#### [Work to do]
Copy each line of the entries beneath that contains the word "Move".

------------------------------

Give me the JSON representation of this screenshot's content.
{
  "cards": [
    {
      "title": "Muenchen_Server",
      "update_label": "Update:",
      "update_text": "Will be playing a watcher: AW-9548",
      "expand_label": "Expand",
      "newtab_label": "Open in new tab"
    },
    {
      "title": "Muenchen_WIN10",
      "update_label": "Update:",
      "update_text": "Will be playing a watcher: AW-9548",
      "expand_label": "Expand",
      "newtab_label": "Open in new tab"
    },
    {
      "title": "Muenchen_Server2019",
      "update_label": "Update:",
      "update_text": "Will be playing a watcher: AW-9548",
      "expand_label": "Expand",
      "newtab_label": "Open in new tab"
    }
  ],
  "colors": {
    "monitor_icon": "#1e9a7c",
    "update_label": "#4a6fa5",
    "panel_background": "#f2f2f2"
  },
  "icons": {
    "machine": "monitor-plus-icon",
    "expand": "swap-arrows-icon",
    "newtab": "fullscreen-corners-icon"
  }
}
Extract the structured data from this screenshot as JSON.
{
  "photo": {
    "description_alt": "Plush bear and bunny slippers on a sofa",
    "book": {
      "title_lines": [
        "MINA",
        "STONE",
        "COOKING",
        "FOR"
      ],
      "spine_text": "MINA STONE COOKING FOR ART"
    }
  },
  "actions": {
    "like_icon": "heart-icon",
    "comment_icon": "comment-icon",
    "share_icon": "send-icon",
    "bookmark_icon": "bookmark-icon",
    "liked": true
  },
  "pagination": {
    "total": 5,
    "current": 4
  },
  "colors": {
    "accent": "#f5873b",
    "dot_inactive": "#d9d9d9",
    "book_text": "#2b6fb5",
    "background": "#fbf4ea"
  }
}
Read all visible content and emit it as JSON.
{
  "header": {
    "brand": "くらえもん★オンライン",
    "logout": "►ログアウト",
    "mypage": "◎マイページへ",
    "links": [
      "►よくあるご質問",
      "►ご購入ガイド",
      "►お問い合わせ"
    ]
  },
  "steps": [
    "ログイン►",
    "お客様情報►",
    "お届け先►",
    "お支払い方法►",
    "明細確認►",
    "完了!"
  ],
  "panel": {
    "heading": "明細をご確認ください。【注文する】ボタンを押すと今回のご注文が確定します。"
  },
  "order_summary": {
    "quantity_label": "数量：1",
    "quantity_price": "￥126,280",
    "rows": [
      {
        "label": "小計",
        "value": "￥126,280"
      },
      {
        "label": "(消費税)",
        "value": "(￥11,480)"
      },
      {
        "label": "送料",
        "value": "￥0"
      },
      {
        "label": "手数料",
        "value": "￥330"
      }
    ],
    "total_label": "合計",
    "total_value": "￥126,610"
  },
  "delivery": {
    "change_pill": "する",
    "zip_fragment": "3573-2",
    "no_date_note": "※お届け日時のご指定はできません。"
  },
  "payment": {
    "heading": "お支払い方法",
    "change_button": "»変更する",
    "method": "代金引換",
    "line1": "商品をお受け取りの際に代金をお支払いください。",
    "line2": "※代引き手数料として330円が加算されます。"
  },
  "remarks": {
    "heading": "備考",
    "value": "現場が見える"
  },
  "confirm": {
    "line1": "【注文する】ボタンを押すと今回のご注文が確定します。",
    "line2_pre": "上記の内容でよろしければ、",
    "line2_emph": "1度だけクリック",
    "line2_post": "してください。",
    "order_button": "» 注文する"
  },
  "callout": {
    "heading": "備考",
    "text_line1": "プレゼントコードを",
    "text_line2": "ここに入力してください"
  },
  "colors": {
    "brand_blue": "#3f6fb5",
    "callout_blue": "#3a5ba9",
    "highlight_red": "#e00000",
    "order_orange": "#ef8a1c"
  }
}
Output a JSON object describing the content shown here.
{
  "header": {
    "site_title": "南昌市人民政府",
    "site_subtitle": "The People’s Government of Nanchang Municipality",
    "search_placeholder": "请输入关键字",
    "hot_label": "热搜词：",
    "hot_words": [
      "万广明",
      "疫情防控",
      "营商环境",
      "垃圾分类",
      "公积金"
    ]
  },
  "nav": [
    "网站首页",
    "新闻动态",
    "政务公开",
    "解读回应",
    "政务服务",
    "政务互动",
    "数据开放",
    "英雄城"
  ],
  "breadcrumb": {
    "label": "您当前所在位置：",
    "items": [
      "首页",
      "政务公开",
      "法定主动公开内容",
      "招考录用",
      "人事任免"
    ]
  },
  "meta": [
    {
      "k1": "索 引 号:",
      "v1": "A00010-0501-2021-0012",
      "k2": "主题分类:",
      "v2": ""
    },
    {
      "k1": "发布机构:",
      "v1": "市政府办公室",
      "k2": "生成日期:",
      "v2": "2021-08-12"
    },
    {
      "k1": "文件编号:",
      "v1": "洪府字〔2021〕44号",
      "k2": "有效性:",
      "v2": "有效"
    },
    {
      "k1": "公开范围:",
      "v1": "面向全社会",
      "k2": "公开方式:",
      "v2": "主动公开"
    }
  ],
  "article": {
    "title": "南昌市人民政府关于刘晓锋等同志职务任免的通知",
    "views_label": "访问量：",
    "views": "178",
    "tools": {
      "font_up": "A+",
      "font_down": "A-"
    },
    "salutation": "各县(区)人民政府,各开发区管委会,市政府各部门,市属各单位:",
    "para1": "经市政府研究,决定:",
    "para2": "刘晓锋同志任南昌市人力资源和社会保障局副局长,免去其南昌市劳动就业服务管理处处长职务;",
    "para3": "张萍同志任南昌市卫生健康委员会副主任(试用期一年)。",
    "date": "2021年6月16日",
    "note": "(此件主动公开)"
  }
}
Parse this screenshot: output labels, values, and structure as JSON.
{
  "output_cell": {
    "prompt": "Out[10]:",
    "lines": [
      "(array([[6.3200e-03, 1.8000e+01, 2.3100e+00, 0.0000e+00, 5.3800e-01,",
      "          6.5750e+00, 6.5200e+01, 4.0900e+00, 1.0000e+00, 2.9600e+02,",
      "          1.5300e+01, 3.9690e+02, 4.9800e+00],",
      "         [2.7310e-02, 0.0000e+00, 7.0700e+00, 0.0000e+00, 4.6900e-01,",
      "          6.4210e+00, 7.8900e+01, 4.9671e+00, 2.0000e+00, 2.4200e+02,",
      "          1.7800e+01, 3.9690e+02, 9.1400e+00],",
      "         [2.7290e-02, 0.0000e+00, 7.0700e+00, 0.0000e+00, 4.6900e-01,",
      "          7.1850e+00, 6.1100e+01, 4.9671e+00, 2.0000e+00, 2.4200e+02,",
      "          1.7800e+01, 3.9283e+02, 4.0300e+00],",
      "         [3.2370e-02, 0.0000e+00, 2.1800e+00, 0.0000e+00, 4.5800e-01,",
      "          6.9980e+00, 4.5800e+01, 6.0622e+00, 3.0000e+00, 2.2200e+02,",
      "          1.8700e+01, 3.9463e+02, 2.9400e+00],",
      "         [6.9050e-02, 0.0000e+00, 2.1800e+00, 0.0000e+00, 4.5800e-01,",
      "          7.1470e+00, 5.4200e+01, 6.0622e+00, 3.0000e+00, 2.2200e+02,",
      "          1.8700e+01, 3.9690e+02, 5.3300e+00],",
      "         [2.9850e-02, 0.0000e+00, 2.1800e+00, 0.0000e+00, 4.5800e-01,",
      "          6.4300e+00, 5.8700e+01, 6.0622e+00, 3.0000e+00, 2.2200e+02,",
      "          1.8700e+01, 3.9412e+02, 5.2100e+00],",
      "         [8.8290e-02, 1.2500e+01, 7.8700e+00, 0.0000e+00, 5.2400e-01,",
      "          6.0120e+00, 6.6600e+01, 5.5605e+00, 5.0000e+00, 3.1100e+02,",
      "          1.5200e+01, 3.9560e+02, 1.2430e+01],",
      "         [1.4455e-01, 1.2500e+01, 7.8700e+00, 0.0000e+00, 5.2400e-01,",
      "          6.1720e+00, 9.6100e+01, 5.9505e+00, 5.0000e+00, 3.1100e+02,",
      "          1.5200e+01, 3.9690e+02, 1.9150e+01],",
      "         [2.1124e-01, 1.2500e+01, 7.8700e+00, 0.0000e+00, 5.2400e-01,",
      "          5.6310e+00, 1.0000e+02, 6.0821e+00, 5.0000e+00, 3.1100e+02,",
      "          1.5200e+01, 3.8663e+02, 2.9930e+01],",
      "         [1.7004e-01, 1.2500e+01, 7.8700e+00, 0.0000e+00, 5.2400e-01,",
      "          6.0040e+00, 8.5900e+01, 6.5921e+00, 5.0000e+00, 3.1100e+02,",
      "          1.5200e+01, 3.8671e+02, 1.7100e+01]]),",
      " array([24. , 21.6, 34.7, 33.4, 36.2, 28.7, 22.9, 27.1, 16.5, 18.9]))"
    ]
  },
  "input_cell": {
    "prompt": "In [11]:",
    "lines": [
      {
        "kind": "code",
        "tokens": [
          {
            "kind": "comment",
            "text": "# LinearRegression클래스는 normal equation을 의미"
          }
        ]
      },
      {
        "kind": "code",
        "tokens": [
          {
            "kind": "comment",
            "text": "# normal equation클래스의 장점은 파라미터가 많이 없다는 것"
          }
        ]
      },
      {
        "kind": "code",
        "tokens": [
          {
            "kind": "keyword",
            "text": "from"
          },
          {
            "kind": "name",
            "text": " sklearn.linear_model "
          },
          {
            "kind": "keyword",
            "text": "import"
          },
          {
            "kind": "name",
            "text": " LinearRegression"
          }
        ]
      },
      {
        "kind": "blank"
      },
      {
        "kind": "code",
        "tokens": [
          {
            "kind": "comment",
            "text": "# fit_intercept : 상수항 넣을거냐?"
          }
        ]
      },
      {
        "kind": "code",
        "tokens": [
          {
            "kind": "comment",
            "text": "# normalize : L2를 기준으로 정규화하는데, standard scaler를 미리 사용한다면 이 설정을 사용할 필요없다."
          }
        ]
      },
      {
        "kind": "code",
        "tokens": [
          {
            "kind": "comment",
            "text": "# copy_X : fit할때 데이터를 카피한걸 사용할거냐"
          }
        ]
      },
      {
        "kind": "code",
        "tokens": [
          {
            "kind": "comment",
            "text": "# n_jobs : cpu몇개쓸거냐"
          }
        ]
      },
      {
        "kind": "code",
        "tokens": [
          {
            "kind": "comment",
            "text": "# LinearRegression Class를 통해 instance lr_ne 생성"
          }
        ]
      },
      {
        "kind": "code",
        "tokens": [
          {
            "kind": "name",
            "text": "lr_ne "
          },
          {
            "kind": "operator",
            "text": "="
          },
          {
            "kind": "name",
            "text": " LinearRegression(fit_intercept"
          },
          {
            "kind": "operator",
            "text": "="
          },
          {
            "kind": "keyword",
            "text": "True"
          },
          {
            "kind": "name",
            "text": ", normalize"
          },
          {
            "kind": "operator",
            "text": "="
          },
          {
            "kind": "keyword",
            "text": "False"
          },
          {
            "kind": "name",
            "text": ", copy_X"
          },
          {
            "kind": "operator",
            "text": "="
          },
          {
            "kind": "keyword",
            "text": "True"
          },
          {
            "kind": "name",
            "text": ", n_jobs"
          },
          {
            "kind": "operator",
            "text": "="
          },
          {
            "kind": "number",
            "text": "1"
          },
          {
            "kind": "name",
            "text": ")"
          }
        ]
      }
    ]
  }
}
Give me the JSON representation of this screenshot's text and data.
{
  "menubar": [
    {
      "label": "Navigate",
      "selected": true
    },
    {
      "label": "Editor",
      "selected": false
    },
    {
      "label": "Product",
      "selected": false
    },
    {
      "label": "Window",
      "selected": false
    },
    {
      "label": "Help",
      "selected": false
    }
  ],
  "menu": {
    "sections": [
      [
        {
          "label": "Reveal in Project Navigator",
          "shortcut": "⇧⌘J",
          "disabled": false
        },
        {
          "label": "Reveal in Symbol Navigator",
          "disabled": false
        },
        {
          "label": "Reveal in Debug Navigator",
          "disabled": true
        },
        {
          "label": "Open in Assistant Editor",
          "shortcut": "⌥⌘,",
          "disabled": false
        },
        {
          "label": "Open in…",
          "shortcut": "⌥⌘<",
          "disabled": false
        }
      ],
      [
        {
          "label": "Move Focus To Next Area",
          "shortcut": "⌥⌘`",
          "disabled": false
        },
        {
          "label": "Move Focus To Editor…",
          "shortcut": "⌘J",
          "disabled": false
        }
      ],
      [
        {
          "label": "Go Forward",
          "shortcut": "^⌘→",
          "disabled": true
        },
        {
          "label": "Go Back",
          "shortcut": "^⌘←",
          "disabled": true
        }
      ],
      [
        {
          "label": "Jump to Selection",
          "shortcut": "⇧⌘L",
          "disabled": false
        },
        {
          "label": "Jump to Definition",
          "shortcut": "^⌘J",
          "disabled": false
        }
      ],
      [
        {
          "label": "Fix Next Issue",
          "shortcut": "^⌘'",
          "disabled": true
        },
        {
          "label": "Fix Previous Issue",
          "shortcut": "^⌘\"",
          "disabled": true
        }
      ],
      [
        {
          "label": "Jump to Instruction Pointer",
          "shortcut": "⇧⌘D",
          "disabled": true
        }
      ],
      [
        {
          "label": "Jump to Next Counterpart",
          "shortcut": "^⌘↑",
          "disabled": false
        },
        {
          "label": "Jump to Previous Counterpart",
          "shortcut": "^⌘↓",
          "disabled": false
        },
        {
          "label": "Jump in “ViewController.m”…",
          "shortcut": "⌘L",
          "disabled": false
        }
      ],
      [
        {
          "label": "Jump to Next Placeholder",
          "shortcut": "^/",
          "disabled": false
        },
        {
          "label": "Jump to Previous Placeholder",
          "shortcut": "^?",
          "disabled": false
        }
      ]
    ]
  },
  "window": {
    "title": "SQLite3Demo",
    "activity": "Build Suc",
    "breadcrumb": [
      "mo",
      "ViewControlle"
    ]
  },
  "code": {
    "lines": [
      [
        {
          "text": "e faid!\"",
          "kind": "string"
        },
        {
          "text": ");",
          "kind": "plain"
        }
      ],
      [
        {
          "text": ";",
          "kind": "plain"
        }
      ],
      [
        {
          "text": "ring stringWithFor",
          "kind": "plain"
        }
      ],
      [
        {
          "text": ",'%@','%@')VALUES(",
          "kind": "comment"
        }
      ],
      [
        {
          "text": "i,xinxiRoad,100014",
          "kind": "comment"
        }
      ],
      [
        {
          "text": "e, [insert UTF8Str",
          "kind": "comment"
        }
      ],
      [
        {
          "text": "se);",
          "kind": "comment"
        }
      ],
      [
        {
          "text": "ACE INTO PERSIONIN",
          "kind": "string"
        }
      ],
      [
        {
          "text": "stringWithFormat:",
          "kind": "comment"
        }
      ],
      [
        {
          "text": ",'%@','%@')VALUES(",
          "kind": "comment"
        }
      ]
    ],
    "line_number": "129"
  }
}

------------------------------

#### [Answer]
          "label": "Move Focus To Next Area",
          "label": "Move Focus To Editor…",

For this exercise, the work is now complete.